#### Records from a data source:
::::

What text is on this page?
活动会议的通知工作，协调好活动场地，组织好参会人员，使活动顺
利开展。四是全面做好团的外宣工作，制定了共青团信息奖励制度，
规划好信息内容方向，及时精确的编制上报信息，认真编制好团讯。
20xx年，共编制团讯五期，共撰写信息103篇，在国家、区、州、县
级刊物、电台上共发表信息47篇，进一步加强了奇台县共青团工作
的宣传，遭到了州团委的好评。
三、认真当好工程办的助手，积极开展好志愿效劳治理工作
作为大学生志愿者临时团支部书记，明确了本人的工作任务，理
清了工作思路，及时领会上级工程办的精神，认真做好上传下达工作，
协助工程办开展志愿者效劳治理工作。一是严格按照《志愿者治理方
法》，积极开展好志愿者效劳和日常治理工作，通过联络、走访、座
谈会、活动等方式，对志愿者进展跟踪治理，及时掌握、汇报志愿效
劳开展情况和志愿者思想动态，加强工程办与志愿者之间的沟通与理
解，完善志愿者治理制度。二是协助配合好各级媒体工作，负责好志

::::

Quote each line of the listing above exactly.

#### Final result:
What text is on this page?
活动会议的通知工作，协调好活动场地，组织好参会人员，使活动顺
利开展。四是全面做好团的外宣工作，制定了共青团信息奖励制度，
规划好信息内容方向，及时精确的编制上报信息，认真编制好团讯。
20xx年，共编制团讯五期，共撰写信息103篇，在国家、区、州、县
级刊物、电台上共发表信息47篇，进一步加强了奇台县共青团工作
的宣传，遭到了州团委的好评。
三、认真当好工程办的助手，积极开展好志愿效劳治理工作
作为大学生志愿者临时团支部书记，明确了本人的工作任务，理
清了工作思路，及时领会上级工程办的精神，认真做好上传下达工作，
协助工程办开展志愿者效劳治理工作。一是严格按照《志愿者治理方
法》，积极开展好志愿者效劳和日常治理工作，通过联络、走访、座
谈会、活动等方式，对志愿者进展跟踪治理，及时掌握、汇报志愿效
劳开展情况和志愿者思想动态，加强工程办与志愿者之间的沟通与理
解，完善志愿者治理制度。二是协助配合好各级媒体工作，负责好志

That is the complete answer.